Data provided:
* START *

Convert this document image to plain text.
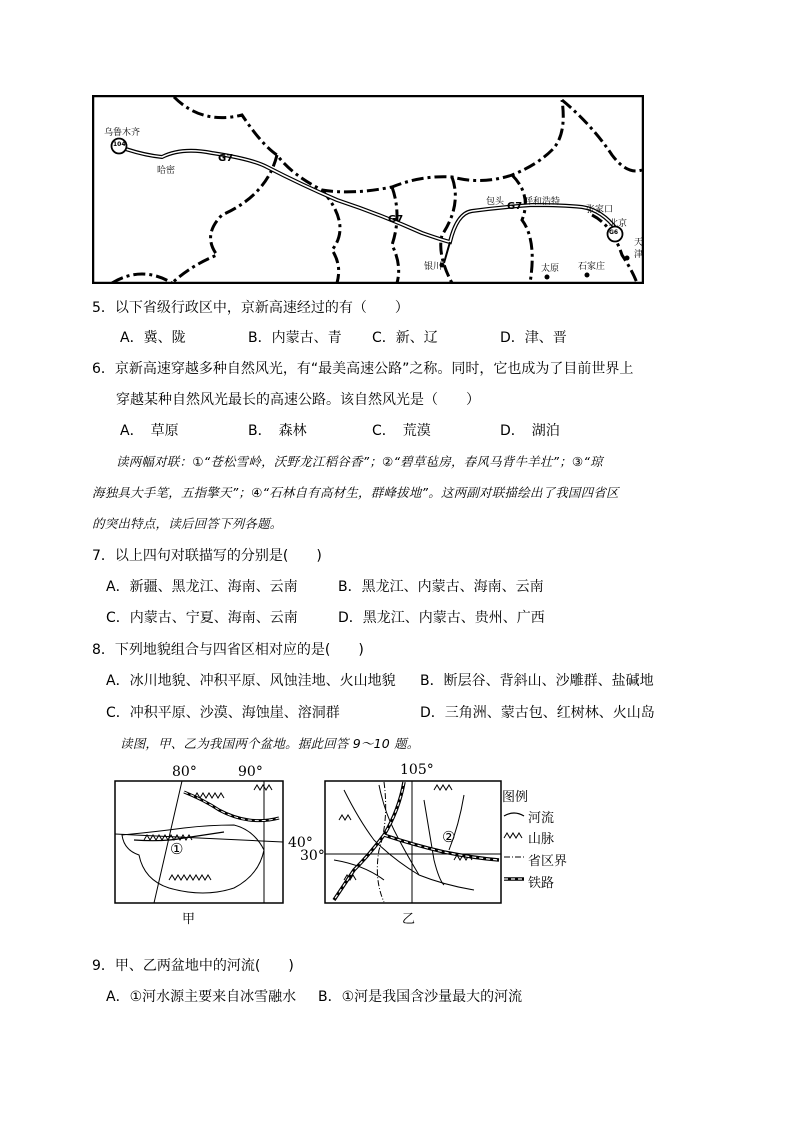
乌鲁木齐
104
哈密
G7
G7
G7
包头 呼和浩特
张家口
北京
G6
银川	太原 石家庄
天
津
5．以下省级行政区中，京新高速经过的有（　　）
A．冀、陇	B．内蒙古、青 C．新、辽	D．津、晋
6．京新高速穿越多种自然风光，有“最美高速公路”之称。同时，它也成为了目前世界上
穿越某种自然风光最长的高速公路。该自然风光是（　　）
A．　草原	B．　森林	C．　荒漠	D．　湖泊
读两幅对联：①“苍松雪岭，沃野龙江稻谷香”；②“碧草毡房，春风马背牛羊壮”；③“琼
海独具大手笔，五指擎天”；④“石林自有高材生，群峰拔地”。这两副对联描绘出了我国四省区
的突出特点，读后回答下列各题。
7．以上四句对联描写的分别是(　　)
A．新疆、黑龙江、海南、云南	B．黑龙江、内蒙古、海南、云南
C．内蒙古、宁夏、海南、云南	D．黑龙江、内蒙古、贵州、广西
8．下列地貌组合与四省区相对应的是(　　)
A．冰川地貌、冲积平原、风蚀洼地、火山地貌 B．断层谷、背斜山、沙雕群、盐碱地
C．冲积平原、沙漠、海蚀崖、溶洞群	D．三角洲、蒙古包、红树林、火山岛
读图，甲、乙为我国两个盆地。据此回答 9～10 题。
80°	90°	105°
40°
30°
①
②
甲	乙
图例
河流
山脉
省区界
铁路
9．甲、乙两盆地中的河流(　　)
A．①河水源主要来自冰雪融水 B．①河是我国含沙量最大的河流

* END *

Your instructions: Every line of the material is to be quoted exactly, with no pictures carried over.

Written response:
Convert this document image to plain text.
乌鲁木齐
104
哈密
G7
G7
G7
包头 呼和浩特
张家口
北京
G6
银川	太原 石家庄
天
津
5．以下省级行政区中，京新高速经过的有（　　）
A．冀、陇	B．内蒙古、青 C．新、辽	D．津、晋
6．京新高速穿越多种自然风光，有“最美高速公路”之称。同时，它也成为了目前世界上
穿越某种自然风光最长的高速公路。该自然风光是（　　）
A．　草原	B．　森林	C．　荒漠	D．　湖泊
读两幅对联：①“苍松雪岭，沃野龙江稻谷香”；②“碧草毡房，春风马背牛羊壮”；③“琼
海独具大手笔，五指擎天”；④“石林自有高材生，群峰拔地”。这两副对联描绘出了我国四省区
的突出特点，读后回答下列各题。
7．以上四句对联描写的分别是(　　)
A．新疆、黑龙江、海南、云南	B．黑龙江、内蒙古、海南、云南
C．内蒙古、宁夏、海南、云南	D．黑龙江、内蒙古、贵州、广西
8．下列地貌组合与四省区相对应的是(　　)
A．冰川地貌、冲积平原、风蚀洼地、火山地貌 B．断层谷、背斜山、沙雕群、盐碱地
C．冲积平原、沙漠、海蚀崖、溶洞群	D．三角洲、蒙古包、红树林、火山岛
读图，甲、乙为我国两个盆地。据此回答 9～10 题。
80°	90°	105°
40°
30°
①
②
甲	乙
图例
河流
山脉
省区界
铁路
9．甲、乙两盆地中的河流(　　)
A．①河水源主要来自冰雪融水 B．①河是我国含沙量最大的河流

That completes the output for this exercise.